Pull each line containing "color" out of the data and copy it.
══ The records
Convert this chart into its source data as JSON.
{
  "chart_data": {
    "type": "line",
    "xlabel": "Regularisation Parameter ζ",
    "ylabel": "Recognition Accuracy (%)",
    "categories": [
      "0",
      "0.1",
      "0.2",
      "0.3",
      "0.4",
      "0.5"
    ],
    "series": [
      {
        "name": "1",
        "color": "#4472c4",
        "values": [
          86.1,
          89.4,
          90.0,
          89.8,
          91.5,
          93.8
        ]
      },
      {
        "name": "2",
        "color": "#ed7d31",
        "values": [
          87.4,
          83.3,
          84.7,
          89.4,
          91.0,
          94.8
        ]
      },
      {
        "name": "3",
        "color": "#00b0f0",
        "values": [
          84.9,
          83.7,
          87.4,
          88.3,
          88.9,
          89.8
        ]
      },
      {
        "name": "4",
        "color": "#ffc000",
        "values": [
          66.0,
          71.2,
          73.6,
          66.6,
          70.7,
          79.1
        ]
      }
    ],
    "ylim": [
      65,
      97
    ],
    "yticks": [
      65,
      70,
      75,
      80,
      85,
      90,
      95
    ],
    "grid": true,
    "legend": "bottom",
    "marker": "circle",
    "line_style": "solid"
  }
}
════
Complete output:
        "color": "#4472c4",
        "color": "#ed7d31",
        "color": "#00b0f0",
        "color": "#ffc000",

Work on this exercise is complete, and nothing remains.